## Stated task
Reproduce each line exactly. Skip none.

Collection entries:
----
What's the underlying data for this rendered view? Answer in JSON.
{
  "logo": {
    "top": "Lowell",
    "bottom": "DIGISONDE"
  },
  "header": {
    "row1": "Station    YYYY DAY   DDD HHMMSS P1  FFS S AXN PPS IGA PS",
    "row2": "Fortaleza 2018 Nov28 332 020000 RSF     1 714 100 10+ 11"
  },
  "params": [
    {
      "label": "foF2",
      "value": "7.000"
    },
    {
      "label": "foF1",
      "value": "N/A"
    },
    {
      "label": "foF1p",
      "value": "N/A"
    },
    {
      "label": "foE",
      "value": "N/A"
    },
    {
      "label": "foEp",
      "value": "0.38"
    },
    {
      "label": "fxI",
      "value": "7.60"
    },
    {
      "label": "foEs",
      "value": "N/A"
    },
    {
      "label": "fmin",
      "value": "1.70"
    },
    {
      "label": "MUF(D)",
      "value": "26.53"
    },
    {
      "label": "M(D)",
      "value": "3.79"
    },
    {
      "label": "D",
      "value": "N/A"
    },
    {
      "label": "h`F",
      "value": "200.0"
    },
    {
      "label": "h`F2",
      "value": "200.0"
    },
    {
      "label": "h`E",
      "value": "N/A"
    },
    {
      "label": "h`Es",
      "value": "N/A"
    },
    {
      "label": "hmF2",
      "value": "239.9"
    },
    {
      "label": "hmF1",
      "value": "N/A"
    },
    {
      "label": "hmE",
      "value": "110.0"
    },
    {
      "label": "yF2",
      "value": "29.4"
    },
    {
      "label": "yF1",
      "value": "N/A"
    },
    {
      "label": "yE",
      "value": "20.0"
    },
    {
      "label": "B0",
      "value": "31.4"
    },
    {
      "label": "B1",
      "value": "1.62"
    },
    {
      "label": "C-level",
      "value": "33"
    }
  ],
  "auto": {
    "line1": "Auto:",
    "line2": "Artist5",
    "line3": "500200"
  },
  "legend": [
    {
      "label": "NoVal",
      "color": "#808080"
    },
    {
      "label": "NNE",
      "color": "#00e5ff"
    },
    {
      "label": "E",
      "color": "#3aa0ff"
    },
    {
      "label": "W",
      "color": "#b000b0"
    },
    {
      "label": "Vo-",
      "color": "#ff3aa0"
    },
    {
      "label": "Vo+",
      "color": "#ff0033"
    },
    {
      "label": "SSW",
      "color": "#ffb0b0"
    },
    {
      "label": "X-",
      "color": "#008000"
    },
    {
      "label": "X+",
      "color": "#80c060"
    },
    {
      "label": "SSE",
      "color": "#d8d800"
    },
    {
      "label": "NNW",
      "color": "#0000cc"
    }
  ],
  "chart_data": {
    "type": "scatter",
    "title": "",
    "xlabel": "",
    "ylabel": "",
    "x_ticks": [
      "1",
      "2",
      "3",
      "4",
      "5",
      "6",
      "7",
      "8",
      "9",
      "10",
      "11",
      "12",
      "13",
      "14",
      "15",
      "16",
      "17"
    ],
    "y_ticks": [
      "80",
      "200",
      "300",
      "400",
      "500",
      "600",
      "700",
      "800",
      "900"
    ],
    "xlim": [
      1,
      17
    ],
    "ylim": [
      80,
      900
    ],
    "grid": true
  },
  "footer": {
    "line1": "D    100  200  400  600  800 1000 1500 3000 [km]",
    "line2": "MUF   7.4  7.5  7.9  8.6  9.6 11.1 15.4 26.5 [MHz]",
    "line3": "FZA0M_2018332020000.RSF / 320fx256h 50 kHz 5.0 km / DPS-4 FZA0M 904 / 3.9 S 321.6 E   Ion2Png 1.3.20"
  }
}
----
## Task answer
What's the underlying data for this rendered view? Answer in JSON.
{
  "logo": {
    "top": "Lowell",
    "bottom": "DIGISONDE"
  },
  "header": {
    "row1": "Station    YYYY DAY   DDD HHMMSS P1  FFS S AXN PPS IGA PS",
    "row2": "Fortaleza 2018 Nov28 332 020000 RSF     1 714 100 10+ 11"
  },
  "params": [
    {
      "label": "foF2",
      "value": "7.000"
    },
    {
      "label": "foF1",
      "value": "N/A"
    },
    {
      "label": "foF1p",
      "value": "N/A"
    },
    {
      "label": "foE",
      "value": "N/A"
    },
    {
      "label": "foEp",
      "value": "0.38"
    },
    {
      "label": "fxI",
      "value": "7.60"
    },
    {
      "label": "foEs",
      "value": "N/A"
    },
    {
      "label": "fmin",
      "value": "1.70"
    },
    {
      "label": "MUF(D)",
      "value": "26.53"
    },
    {
      "label": "M(D)",
      "value": "3.79"
    },
    {
      "label": "D",
      "value": "N/A"
    },
    {
      "label": "h`F",
      "value": "200.0"
    },
    {
      "label": "h`F2",
      "value": "200.0"
    },
    {
      "label": "h`E",
      "value": "N/A"
    },
    {
      "label": "h`Es",
      "value": "N/A"
    },
    {
      "label": "hmF2",
      "value": "239.9"
    },
    {
      "label": "hmF1",
      "value": "N/A"
    },
    {
      "label": "hmE",
      "value": "110.0"
    },
    {
      "label": "yF2",
      "value": "29.4"
    },
    {
      "label": "yF1",
      "value": "N/A"
    },
    {
      "label": "yE",
      "value": "20.0"
    },
    {
      "label": "B0",
      "value": "31.4"
    },
    {
      "label": "B1",
      "value": "1.62"
    },
    {
      "label": "C-level",
      "value": "33"
    }
  ],
  "auto": {
    "line1": "Auto:",
    "line2": "Artist5",
    "line3": "500200"
  },
  "legend": [
    {
      "label": "NoVal",
      "color": "#808080"
    },
    {
      "label": "NNE",
      "color": "#00e5ff"
    },
    {
      "label": "E",
      "color": "#3aa0ff"
    },
    {
      "label": "W",
      "color": "#b000b0"
    },
    {
      "label": "Vo-",
      "color": "#ff3aa0"
    },
    {
      "label": "Vo+",
      "color": "#ff0033"
    },
    {
      "label": "SSW",
      "color": "#ffb0b0"
    },
    {
      "label": "X-",
      "color": "#008000"
    },
    {
      "label": "X+",
      "color": "#80c060"
    },
    {
      "label": "SSE",
      "color": "#d8d800"
    },
    {
      "label": "NNW",
      "color": "#0000cc"
    }
  ],
  "chart_data": {
    "type": "scatter",
    "title": "",
    "xlabel": "",
    "ylabel": "",
    "x_ticks": [
      "1",
      "2",
      "3",
      "4",
      "5",
      "6",
      "7",
      "8",
      "9",
      "10",
      "11",
      "12",
      "13",
      "14",
      "15",
      "16",
      "17"
    ],
    "y_ticks": [
      "80",
      "200",
      "300",
      "400",
      "500",
      "600",
      "700",
      "800",
      "900"
    ],
    "xlim": [
      1,
      17
    ],
    "ylim": [
      80,
      900
    ],
    "grid": true
  },
  "footer": {
    "line1": "D    100  200  400  600  800 1000 1500 3000 [km]",
    "line2": "MUF   7.4  7.5  7.9  8.6  9.6 11.1 15.4 26.5 [MHz]",
    "line3": "FZA0M_2018332020000.RSF / 320fx256h 50 kHz 5.0 km / DPS-4 FZA0M 904 / 3.9 S 321.6 E   Ion2Png 1.3.20"
  }
}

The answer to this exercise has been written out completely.